Do this => Find each line with the string "Arrêt" and report it.

--- Begin Data in this exercise ---

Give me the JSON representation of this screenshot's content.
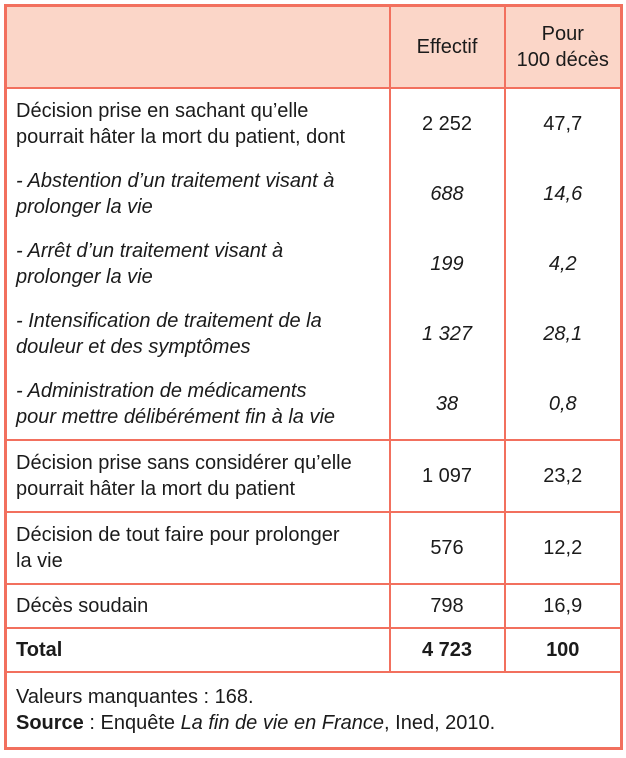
{
  "colors": {
    "border": "#f2705e",
    "header_bg": "#fbd6c8",
    "text": "#1b1b1b",
    "page_bg": "#ffffff"
  },
  "chart_data": {
    "type": "table",
    "title": "",
    "columns": [
      "",
      "Effectif",
      "Pour 100 décès"
    ],
    "rows": [
      [
        "Décision prise en sachant qu’elle pourrait hâter la mort du patient, dont",
        "2 252",
        "47,7"
      ],
      [
        "- Abstention d’un traitement visant à prolonger la vie",
        "688",
        "14,6"
      ],
      [
        "- Arrêt d’un traitement visant à prolonger la vie",
        "199",
        "4,2"
      ],
      [
        "- Intensification de traitement de la douleur et des symptômes",
        "1 327",
        "28,1"
      ],
      [
        "- Administration de médicaments pour mettre délibérément fin à la vie",
        "38",
        "0,8"
      ],
      [
        "Décision prise sans considérer qu’elle pourrait hâter la mort du patient",
        "1 097",
        "23,2"
      ],
      [
        "Décision de tout faire pour prolonger la vie",
        "576",
        "12,2"
      ],
      [
        "Décès soudain",
        "798",
        "16,9"
      ],
      [
        "Total",
        "4 723",
        "100"
      ]
    ],
    "effectif_values": [
      2252,
      688,
      199,
      1327,
      38,
      1097,
      576,
      798,
      4723
    ],
    "pour_100_deces_values": [
      47.7,
      14.6,
      4.2,
      28.1,
      0.8,
      23.2,
      12.2,
      16.9,
      100
    ],
    "notes": [
      "Valeurs manquantes : 168.",
      "Source : Enquête La fin de vie en France, Ined, 2010."
    ]
  },
  "display": {
    "header": {
      "effectif": "Effectif",
      "pour100_lines": [
        "Pour",
        "100 décès"
      ]
    },
    "rows": [
      {
        "lines": [
          "Décision prise en sachant qu’elle",
          "pourrait hâter la mort du patient, dont"
        ],
        "effectif": "2 252",
        "pour100": "47,7"
      },
      {
        "lines": [
          "- Abstention d’un traitement visant à",
          "prolonger la vie"
        ],
        "effectif": "688",
        "pour100": "14,6"
      },
      {
        "lines": [
          "- Arrêt d’un traitement visant à",
          "prolonger la vie"
        ],
        "effectif": "199",
        "pour100": "4,2"
      },
      {
        "lines": [
          "- Intensification de traitement de la",
          "douleur et des symptômes"
        ],
        "effectif": "1 327",
        "pour100": "28,1"
      },
      {
        "lines": [
          "- Administration de médicaments",
          "pour mettre délibérément fin à la vie"
        ],
        "effectif": "38",
        "pour100": "0,8"
      },
      {
        "lines": [
          "Décision prise sans considérer qu’elle",
          "pourrait hâter la mort du patient"
        ],
        "effectif": "1 097",
        "pour100": "23,2"
      },
      {
        "lines": [
          "Décision de tout faire pour prolonger",
          "la vie"
        ],
        "effectif": "576",
        "pour100": "12,2"
      },
      {
        "lines": [
          "Décès soudain"
        ],
        "effectif": "798",
        "pour100": "16,9"
      },
      {
        "lines": [
          "Total"
        ],
        "effectif": "4 723",
        "pour100": "100"
      }
    ],
    "footer": {
      "line1": "Valeurs manquantes : 168.",
      "source_label": "Source",
      "source_mid": " : Enquête ",
      "source_title": "La fin de vie en France",
      "source_end": ", Ined, 2010."
    }
  }
}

--- End Data in this exercise ---

Output of the exercise =>
        "- Arrêt d’un traitement visant à prolonger la vie",
          "- Arrêt d’un traitement visant à",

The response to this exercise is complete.